*Aim of the exercise*.
Transcribe the full listing below exactly.

[Stored data entries]
________________________________________
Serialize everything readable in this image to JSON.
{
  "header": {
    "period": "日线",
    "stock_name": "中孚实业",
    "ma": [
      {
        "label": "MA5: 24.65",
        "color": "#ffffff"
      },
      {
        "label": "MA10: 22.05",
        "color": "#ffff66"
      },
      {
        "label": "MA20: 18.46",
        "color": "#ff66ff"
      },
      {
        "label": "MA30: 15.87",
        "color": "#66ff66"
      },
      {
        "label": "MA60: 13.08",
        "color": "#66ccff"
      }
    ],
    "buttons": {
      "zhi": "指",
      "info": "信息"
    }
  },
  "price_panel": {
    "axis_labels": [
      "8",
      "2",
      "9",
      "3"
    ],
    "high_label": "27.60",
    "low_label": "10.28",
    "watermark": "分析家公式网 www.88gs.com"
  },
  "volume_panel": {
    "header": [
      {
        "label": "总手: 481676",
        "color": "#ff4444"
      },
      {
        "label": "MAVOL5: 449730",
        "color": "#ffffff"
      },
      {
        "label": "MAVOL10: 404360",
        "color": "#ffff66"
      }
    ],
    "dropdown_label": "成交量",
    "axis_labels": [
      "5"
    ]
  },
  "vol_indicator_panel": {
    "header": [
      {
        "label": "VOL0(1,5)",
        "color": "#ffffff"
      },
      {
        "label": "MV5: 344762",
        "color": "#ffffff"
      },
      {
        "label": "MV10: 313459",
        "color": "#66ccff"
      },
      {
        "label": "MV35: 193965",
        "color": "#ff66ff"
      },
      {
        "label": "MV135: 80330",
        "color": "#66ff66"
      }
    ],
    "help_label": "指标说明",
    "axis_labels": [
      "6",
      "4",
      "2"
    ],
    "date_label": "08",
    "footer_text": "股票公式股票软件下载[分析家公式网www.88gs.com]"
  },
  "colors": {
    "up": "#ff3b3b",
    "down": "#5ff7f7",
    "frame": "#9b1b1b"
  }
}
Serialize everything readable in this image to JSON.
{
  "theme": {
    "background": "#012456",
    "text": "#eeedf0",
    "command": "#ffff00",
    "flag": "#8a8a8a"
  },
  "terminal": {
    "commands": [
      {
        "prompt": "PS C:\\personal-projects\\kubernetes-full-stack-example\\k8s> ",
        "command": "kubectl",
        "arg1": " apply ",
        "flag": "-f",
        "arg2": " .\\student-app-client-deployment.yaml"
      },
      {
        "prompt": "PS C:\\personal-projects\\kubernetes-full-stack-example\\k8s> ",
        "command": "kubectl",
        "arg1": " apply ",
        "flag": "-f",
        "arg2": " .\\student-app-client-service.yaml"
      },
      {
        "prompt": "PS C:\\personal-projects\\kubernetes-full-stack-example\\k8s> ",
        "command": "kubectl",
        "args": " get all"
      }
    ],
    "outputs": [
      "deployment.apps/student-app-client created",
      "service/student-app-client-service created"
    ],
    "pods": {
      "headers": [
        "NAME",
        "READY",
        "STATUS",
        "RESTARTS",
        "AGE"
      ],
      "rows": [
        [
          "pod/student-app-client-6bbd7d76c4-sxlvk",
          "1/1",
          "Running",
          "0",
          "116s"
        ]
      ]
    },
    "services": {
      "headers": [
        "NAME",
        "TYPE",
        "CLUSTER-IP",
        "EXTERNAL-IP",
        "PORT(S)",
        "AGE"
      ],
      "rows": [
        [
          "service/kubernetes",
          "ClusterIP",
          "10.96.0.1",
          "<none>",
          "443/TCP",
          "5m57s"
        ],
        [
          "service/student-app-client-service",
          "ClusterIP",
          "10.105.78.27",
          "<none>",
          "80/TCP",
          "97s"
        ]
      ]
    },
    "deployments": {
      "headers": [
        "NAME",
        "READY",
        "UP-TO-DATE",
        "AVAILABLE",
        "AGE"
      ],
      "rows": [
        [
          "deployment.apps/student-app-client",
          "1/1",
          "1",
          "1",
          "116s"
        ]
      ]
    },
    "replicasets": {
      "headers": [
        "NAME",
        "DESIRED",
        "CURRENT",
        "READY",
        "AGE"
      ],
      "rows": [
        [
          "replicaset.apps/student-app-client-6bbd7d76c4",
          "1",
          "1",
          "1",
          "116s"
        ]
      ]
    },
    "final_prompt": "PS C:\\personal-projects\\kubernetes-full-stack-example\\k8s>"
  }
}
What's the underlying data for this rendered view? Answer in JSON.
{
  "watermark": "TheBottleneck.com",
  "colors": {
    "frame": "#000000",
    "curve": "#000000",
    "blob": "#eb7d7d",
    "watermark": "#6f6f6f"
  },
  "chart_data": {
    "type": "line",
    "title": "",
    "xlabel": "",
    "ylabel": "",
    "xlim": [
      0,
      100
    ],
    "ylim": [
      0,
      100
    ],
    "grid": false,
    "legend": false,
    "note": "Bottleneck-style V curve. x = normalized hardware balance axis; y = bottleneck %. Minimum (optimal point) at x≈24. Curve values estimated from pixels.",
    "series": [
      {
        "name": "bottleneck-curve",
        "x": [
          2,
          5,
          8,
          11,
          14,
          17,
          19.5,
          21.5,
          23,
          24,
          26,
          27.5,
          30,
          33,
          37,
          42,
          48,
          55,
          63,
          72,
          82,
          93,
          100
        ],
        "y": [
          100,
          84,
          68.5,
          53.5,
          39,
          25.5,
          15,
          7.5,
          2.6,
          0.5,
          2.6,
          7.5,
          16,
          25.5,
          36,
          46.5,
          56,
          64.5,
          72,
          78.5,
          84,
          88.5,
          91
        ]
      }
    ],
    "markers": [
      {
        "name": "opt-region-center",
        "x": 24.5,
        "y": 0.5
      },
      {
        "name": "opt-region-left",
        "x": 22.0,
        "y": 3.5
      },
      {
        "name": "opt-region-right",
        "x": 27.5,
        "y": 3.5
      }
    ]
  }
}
________________________________________
*Task output*.
Serialize everything readable in this image to JSON.
{
  "header": {
    "period": "日线",
    "stock_name": "中孚实业",
    "ma": [
      {
        "label": "MA5: 24.65",
        "color": "#ffffff"
      },
      {
        "label": "MA10: 22.05",
        "color": "#ffff66"
      },
      {
        "label": "MA20: 18.46",
        "color": "#ff66ff"
      },
      {
        "label": "MA30: 15.87",
        "color": "#66ff66"
      },
      {
        "label": "MA60: 13.08",
        "color": "#66ccff"
      }
    ],
    "buttons": {
      "zhi": "指",
      "info": "信息"
    }
  },
  "price_panel": {
    "axis_labels": [
      "8",
      "2",
      "9",
      "3"
    ],
    "high_label": "27.60",
    "low_label": "10.28",
    "watermark": "分析家公式网 www.88gs.com"
  },
  "volume_panel": {
    "header": [
      {
        "label": "总手: 481676",
        "color": "#ff4444"
      },
      {
        "label": "MAVOL5: 449730",
        "color": "#ffffff"
      },
      {
        "label": "MAVOL10: 404360",
        "color": "#ffff66"
      }
    ],
    "dropdown_label": "成交量",
    "axis_labels": [
      "5"
    ]
  },
  "vol_indicator_panel": {
    "header": [
      {
        "label": "VOL0(1,5)",
        "color": "#ffffff"
      },
      {
        "label": "MV5: 344762",
        "color": "#ffffff"
      },
      {
        "label": "MV10: 313459",
        "color": "#66ccff"
      },
      {
        "label": "MV35: 193965",
        "color": "#ff66ff"
      },
      {
        "label": "MV135: 80330",
        "color": "#66ff66"
      }
    ],
    "help_label": "指标说明",
    "axis_labels": [
      "6",
      "4",
      "2"
    ],
    "date_label": "08",
    "footer_text": "股票公式股票软件下载[分析家公式网www.88gs.com]"
  },
  "colors": {
    "up": "#ff3b3b",
    "down": "#5ff7f7",
    "frame": "#9b1b1b"
  }
}
Serialize everything readable in this image to JSON.
{
  "theme": {
    "background": "#012456",
    "text": "#eeedf0",
    "command": "#ffff00",
    "flag": "#8a8a8a"
  },
  "terminal": {
    "commands": [
      {
        "prompt": "PS C:\\personal-projects\\kubernetes-full-stack-example\\k8s> ",
        "command": "kubectl",
        "arg1": " apply ",
        "flag": "-f",
        "arg2": " .\\student-app-client-deployment.yaml"
      },
      {
        "prompt": "PS C:\\personal-projects\\kubernetes-full-stack-example\\k8s> ",
        "command": "kubectl",
        "arg1": " apply ",
        "flag": "-f",
        "arg2": " .\\student-app-client-service.yaml"
      },
      {
        "prompt": "PS C:\\personal-projects\\kubernetes-full-stack-example\\k8s> ",
        "command": "kubectl",
        "args": " get all"
      }
    ],
    "outputs": [
      "deployment.apps/student-app-client created",
      "service/student-app-client-service created"
    ],
    "pods": {
      "headers": [
        "NAME",
        "READY",
        "STATUS",
        "RESTARTS",
        "AGE"
      ],
      "rows": [
        [
          "pod/student-app-client-6bbd7d76c4-sxlvk",
          "1/1",
          "Running",
          "0",
          "116s"
        ]
      ]
    },
    "services": {
      "headers": [
        "NAME",
        "TYPE",
        "CLUSTER-IP",
        "EXTERNAL-IP",
        "PORT(S)",
        "AGE"
      ],
      "rows": [
        [
          "service/kubernetes",
          "ClusterIP",
          "10.96.0.1",
          "<none>",
          "443/TCP",
          "5m57s"
        ],
        [
          "service/student-app-client-service",
          "ClusterIP",
          "10.105.78.27",
          "<none>",
          "80/TCP",
          "97s"
        ]
      ]
    },
    "deployments": {
      "headers": [
        "NAME",
        "READY",
        "UP-TO-DATE",
        "AVAILABLE",
        "AGE"
      ],
      "rows": [
        [
          "deployment.apps/student-app-client",
          "1/1",
          "1",
          "1",
          "116s"
        ]
      ]
    },
    "replicasets": {
      "headers": [
        "NAME",
        "DESIRED",
        "CURRENT",
        "READY",
        "AGE"
      ],
      "rows": [
        [
          "replicaset.apps/student-app-client-6bbd7d76c4",
          "1",
          "1",
          "1",
          "116s"
        ]
      ]
    },
    "final_prompt": "PS C:\\personal-projects\\kubernetes-full-stack-example\\k8s>"
  }
}
What's the underlying data for this rendered view? Answer in JSON.
{
  "watermark": "TheBottleneck.com",
  "colors": {
    "frame": "#000000",
    "curve": "#000000",
    "blob": "#eb7d7d",
    "watermark": "#6f6f6f"
  },
  "chart_data": {
    "type": "line",
    "title": "",
    "xlabel": "",
    "ylabel": "",
    "xlim": [
      0,
      100
    ],
    "ylim": [
      0,
      100
    ],
    "grid": false,
    "legend": false,
    "note": "Bottleneck-style V curve. x = normalized hardware balance axis; y = bottleneck %. Minimum (optimal point) at x≈24. Curve values estimated from pixels.",
    "series": [
      {
        "name": "bottleneck-curve",
        "x": [
          2,
          5,
          8,
          11,
          14,
          17,
          19.5,
          21.5,
          23,
          24,
          26,
          27.5,
          30,
          33,
          37,
          42,
          48,
          55,
          63,
          72,
          82,
          93,
          100
        ],
        "y": [
          100,
          84,
          68.5,
          53.5,
          39,
          25.5,
          15,
          7.5,
          2.6,
          0.5,
          2.6,
          7.5,
          16,
          25.5,
          36,
          46.5,
          56,
          64.5,
          72,
          78.5,
          84,
          88.5,
          91
        ]
      }
    ],
    "markers": [
      {
        "name": "opt-region-center",
        "x": 24.5,
        "y": 0.5
      },
      {
        "name": "opt-region-left",
        "x": 22.0,
        "y": 3.5
      },
      {
        "name": "opt-region-right",
        "x": 27.5,
        "y": 3.5
      }
    ]
  }
}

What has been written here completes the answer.